DATA ROWS -

|---|

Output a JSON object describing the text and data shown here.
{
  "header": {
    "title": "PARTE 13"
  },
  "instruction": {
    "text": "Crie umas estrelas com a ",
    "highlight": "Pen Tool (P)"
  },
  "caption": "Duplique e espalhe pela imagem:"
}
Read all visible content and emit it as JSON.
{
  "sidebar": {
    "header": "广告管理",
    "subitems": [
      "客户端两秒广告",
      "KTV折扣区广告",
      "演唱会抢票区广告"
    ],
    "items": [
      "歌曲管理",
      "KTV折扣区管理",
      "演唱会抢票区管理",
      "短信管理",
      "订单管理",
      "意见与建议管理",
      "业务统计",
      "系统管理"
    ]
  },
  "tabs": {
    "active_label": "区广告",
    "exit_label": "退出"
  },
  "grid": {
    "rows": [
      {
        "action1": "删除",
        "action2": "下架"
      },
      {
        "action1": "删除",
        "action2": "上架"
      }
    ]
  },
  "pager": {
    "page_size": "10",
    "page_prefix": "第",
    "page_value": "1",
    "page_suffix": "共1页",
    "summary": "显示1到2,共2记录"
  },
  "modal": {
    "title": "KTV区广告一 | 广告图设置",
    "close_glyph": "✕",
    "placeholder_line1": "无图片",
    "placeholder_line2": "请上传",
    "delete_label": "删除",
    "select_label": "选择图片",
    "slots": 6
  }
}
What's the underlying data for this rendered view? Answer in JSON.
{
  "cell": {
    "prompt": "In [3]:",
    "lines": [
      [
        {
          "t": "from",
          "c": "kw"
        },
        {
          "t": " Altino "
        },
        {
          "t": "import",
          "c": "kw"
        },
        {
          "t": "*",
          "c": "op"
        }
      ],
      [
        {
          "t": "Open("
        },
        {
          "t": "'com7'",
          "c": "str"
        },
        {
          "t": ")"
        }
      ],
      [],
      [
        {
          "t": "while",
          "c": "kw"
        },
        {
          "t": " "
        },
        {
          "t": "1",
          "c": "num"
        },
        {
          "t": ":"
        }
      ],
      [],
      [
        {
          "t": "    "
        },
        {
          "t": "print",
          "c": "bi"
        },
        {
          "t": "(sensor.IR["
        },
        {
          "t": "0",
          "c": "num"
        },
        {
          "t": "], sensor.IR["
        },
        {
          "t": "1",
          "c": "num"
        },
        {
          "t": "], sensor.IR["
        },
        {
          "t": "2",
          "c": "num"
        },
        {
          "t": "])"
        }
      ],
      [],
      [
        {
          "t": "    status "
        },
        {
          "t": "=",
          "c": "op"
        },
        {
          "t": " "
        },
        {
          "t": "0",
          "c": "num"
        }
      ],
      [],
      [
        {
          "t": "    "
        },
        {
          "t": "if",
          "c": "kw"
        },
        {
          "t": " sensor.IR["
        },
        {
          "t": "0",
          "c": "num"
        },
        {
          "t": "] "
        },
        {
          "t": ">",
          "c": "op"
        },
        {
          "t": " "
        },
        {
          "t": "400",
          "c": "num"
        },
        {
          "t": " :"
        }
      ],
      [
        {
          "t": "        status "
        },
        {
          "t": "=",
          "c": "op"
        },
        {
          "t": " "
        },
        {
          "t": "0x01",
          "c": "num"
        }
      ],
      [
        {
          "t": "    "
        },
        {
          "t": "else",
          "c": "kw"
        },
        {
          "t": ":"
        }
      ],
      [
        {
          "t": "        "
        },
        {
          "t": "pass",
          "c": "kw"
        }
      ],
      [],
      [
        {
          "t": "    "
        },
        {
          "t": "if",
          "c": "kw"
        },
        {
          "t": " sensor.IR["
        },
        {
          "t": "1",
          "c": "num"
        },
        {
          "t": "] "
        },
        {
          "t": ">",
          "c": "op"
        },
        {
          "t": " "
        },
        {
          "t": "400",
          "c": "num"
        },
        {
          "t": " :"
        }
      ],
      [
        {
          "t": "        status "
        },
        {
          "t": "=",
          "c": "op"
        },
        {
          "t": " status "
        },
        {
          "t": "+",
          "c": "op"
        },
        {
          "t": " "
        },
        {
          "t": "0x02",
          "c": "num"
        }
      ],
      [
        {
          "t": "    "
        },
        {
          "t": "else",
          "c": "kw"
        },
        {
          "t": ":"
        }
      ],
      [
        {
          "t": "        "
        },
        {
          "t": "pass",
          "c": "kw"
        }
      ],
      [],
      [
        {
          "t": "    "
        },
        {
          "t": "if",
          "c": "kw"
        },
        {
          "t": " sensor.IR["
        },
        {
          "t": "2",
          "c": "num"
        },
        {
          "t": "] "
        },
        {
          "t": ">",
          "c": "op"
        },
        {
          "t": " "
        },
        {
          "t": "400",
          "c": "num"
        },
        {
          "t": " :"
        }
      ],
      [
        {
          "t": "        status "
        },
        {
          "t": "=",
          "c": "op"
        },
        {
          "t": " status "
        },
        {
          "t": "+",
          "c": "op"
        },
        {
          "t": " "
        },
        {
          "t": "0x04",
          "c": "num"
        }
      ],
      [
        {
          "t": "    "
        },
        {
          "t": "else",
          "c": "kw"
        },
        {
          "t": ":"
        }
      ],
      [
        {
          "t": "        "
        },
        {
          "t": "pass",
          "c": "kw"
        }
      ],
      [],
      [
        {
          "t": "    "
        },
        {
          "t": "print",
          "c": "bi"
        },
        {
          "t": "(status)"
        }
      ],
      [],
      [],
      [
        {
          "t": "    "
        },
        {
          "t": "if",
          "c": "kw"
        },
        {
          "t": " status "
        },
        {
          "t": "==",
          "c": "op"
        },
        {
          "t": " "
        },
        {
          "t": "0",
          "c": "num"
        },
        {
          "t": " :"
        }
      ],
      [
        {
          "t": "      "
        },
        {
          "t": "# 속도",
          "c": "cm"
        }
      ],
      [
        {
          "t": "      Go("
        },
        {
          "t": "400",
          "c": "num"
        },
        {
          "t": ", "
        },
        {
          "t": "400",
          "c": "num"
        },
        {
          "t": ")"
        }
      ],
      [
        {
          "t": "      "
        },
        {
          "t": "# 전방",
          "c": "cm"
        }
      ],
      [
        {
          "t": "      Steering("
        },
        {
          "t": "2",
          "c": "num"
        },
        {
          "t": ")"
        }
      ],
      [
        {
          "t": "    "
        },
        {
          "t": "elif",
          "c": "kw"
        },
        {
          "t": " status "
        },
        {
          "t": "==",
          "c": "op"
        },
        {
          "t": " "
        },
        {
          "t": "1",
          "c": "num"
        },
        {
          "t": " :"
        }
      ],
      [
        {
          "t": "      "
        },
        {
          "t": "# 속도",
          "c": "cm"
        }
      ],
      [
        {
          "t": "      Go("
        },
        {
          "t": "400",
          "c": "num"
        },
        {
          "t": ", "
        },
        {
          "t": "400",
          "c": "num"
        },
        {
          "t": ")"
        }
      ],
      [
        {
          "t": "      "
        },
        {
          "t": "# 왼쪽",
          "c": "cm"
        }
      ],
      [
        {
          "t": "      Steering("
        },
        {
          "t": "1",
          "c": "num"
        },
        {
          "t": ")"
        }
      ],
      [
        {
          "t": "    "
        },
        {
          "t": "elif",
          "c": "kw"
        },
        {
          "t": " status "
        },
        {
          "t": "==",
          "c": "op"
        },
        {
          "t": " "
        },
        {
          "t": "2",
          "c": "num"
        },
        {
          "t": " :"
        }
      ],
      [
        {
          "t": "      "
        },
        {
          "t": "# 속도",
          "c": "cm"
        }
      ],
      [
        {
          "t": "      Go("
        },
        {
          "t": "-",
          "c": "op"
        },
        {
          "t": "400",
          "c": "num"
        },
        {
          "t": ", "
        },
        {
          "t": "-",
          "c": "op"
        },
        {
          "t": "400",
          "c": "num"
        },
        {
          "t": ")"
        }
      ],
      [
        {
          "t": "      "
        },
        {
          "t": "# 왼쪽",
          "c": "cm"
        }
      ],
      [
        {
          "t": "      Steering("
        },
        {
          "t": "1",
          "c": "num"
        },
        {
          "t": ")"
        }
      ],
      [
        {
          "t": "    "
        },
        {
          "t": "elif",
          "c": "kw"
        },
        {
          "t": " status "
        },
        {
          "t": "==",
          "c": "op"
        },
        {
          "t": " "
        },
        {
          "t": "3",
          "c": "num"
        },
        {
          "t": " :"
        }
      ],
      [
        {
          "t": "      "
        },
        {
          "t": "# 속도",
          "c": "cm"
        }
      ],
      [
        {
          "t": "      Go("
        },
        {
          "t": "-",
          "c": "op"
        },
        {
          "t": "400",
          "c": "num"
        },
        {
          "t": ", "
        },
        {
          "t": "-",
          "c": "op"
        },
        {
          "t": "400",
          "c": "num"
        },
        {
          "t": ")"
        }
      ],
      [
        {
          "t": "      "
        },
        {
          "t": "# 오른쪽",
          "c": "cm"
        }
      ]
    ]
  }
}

|---|

PROBLEM - Please list every line of the records that contains "text".

SOLUTION BELOW -
Output a JSON object describing the text and data shown here.
    "text": "Crie umas estrelas com a ",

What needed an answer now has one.